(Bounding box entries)
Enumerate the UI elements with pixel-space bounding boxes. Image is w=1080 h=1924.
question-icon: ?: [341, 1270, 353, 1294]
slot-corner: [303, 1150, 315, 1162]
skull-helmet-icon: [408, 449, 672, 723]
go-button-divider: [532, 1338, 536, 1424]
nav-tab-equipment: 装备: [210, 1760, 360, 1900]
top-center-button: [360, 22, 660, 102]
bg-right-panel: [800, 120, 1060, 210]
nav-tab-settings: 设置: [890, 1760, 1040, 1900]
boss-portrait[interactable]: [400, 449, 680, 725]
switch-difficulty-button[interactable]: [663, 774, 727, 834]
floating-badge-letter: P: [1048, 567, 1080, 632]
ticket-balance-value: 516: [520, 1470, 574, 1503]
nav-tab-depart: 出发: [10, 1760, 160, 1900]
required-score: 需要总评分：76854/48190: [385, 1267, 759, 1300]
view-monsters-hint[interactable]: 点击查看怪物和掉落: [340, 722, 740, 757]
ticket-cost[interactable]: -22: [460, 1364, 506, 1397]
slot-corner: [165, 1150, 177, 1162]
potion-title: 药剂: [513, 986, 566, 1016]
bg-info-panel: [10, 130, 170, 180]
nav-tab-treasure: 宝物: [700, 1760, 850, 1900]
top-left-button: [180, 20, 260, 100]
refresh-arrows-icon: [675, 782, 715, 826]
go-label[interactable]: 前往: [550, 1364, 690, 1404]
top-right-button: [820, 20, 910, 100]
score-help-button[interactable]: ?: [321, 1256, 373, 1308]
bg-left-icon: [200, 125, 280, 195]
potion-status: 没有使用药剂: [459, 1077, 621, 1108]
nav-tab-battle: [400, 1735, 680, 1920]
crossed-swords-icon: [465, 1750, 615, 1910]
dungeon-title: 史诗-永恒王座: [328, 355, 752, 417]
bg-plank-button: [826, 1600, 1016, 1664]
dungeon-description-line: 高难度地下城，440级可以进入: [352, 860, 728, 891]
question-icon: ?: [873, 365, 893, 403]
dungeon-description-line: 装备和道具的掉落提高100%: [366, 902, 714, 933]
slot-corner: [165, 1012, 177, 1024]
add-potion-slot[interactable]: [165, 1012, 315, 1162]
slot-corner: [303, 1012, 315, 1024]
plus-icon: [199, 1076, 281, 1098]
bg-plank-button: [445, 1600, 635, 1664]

[Given exercise]
Change "top-center-button" to "top-middle-button" in the material from its first line through the line holding "slot-corner: [165, 1150, 177, 1162]", inclusive. Return only those lines, with nothing else altered.

[Problem solution]
Enumerate the UI elements with pixel-space bounding boxes. Image is w=1080 h=1924.
question-icon: ?: [341, 1270, 353, 1294]
slot-corner: [303, 1150, 315, 1162]
skull-helmet-icon: [408, 449, 672, 723]
go-button-divider: [532, 1338, 536, 1424]
nav-tab-equipment: 装备: [210, 1760, 360, 1900]
top-middle-button: [360, 22, 660, 102]
bg-right-panel: [800, 120, 1060, 210]
nav-tab-settings: 设置: [890, 1760, 1040, 1900]
boss-portrait[interactable]: [400, 449, 680, 725]
switch-difficulty-button[interactable]: [663, 774, 727, 834]
floating-badge-letter: P: [1048, 567, 1080, 632]
ticket-balance-value: 516: [520, 1470, 574, 1503]
nav-tab-depart: 出发: [10, 1760, 160, 1900]
required-score: 需要总评分：76854/48190: [385, 1267, 759, 1300]
view-monsters-hint[interactable]: 点击查看怪物和掉落: [340, 722, 740, 757]
ticket-cost[interactable]: -22: [460, 1364, 506, 1397]
slot-corner: [165, 1150, 177, 1162]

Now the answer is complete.